━━━ Records shown ━━━

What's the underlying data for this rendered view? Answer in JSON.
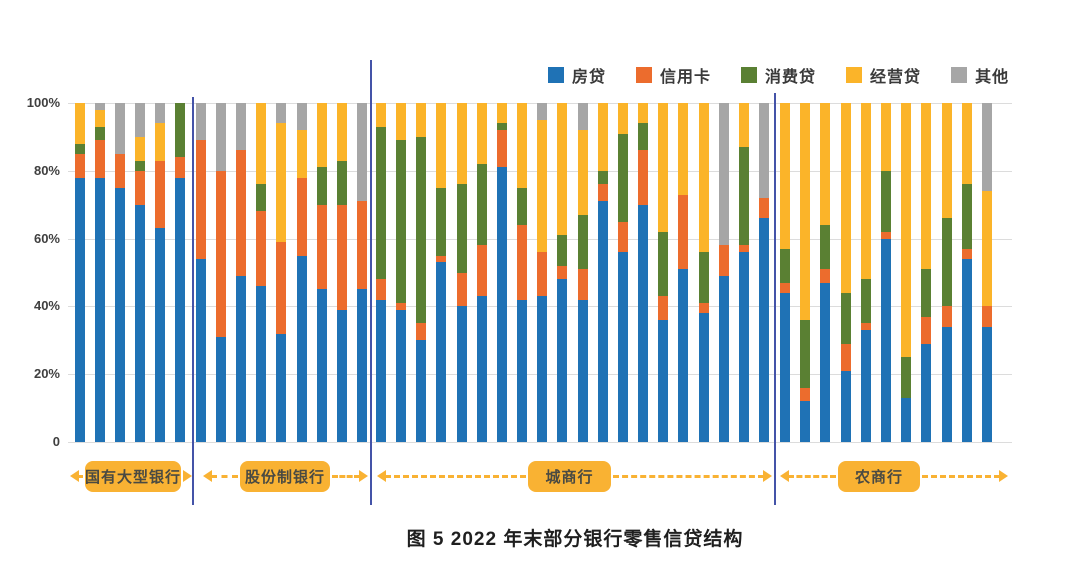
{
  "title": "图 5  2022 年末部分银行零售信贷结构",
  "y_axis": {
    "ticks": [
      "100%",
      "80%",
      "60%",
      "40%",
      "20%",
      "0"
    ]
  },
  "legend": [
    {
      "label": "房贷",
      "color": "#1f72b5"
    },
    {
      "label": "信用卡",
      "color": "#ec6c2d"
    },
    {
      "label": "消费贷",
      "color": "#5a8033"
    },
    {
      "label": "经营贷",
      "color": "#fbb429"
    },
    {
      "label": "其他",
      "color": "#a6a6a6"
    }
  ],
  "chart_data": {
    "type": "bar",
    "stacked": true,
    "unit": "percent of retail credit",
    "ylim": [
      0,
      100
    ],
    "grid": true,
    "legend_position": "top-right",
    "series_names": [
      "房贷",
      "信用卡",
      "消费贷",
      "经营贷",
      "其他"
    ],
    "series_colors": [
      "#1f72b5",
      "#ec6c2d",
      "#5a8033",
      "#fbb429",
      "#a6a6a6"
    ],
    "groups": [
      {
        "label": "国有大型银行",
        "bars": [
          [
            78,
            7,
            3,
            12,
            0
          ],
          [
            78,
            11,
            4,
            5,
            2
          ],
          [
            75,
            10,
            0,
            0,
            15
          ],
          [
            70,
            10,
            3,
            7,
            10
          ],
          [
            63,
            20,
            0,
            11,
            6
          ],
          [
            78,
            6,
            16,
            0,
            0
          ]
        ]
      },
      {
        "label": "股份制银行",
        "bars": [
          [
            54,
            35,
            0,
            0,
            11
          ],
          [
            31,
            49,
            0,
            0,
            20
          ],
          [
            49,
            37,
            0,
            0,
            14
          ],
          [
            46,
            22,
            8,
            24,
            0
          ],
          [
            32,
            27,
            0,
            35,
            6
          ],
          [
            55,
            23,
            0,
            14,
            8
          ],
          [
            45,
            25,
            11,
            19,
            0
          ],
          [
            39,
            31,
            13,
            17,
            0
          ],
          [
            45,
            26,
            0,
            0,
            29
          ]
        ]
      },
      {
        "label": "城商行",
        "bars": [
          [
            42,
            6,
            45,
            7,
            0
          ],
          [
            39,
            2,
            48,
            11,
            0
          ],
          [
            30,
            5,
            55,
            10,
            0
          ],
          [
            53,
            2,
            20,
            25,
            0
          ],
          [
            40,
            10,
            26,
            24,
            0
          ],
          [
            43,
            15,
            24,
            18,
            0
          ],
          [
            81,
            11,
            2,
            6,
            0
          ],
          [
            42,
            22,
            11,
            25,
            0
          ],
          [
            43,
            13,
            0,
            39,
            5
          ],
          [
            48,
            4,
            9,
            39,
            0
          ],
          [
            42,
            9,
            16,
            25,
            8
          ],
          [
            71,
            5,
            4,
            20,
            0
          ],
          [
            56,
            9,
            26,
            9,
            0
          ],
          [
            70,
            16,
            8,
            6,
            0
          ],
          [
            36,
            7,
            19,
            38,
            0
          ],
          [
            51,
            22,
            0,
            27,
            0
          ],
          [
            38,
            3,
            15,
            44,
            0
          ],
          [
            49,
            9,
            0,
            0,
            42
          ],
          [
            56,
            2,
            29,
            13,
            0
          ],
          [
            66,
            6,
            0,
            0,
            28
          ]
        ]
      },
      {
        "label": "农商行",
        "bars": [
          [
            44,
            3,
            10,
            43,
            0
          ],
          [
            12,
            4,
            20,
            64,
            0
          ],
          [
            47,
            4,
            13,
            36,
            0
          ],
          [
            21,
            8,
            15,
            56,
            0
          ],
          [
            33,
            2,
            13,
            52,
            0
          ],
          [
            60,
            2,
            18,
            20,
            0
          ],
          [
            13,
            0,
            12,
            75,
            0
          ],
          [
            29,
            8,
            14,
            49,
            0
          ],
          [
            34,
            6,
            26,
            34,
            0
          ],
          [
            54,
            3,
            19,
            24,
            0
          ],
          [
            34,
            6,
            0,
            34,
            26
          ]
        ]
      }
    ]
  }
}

━━━
━━━ Records shown ━━━

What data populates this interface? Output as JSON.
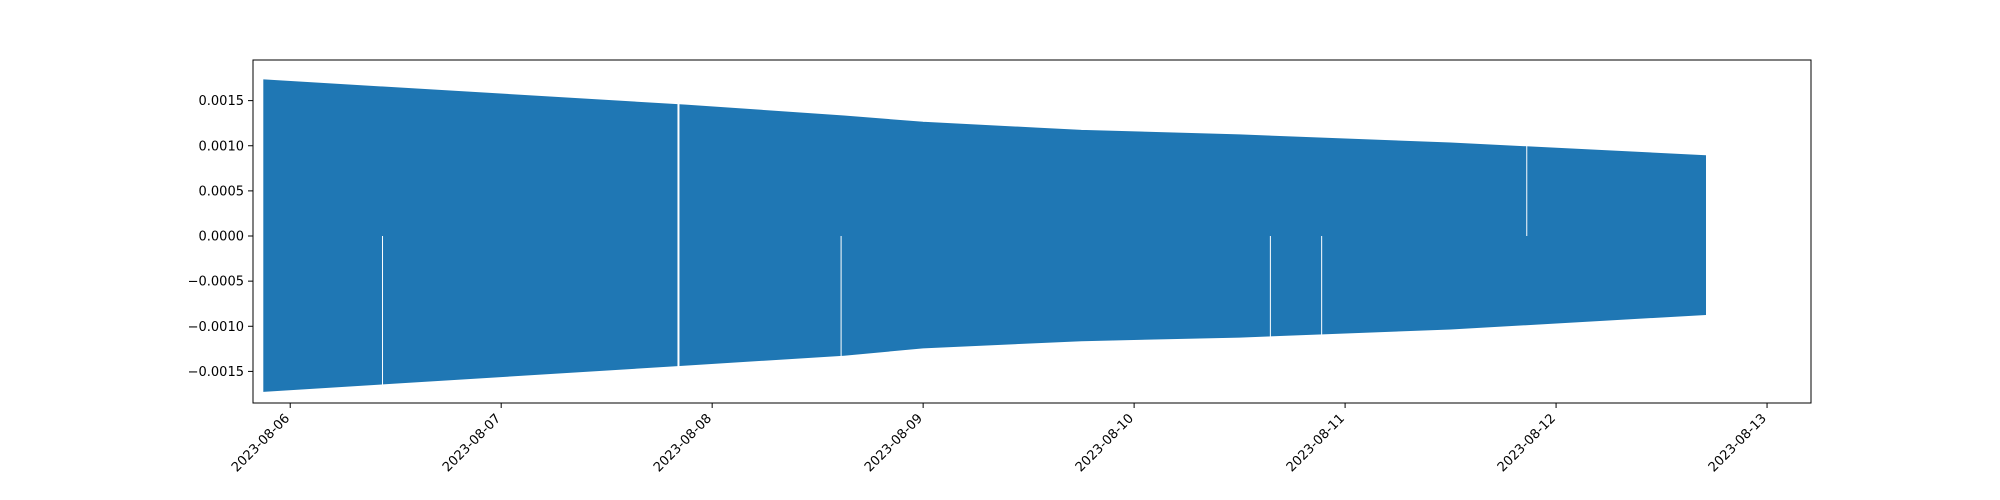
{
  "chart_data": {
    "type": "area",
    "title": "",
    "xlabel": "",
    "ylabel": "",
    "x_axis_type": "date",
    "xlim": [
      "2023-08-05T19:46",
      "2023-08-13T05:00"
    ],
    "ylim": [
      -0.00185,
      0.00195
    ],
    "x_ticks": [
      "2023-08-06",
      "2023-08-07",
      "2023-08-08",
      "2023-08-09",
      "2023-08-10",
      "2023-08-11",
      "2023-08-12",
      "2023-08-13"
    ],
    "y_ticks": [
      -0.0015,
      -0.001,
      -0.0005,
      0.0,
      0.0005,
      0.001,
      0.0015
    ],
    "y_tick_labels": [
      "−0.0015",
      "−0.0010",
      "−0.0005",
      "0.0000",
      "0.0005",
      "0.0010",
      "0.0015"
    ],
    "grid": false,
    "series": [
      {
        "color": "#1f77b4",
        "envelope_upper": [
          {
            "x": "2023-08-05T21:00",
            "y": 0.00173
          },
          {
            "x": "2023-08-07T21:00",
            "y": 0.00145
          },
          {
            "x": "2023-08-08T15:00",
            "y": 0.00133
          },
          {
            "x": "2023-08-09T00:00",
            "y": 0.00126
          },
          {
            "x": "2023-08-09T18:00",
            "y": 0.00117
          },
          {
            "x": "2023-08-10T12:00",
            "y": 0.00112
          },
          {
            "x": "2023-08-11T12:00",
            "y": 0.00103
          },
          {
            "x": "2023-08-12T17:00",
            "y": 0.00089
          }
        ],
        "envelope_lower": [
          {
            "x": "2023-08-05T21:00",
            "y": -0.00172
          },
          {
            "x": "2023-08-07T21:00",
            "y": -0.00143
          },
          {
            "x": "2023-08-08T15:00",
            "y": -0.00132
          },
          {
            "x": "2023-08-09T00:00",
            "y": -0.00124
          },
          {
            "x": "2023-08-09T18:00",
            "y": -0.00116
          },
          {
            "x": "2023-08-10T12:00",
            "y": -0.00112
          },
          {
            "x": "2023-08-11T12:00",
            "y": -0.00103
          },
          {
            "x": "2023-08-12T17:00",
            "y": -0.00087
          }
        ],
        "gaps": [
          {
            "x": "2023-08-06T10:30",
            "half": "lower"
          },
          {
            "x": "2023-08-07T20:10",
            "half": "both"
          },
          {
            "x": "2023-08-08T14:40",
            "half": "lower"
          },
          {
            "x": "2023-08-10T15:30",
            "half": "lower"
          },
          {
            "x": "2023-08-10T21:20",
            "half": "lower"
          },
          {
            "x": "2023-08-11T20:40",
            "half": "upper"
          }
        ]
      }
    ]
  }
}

━━━

Challenge:
Show all lines from the records above where the word "What" occurs.

Task output:
What's the underlying data for this rendered view? Answer in JSON.
What data populates this interface? Output as JSON.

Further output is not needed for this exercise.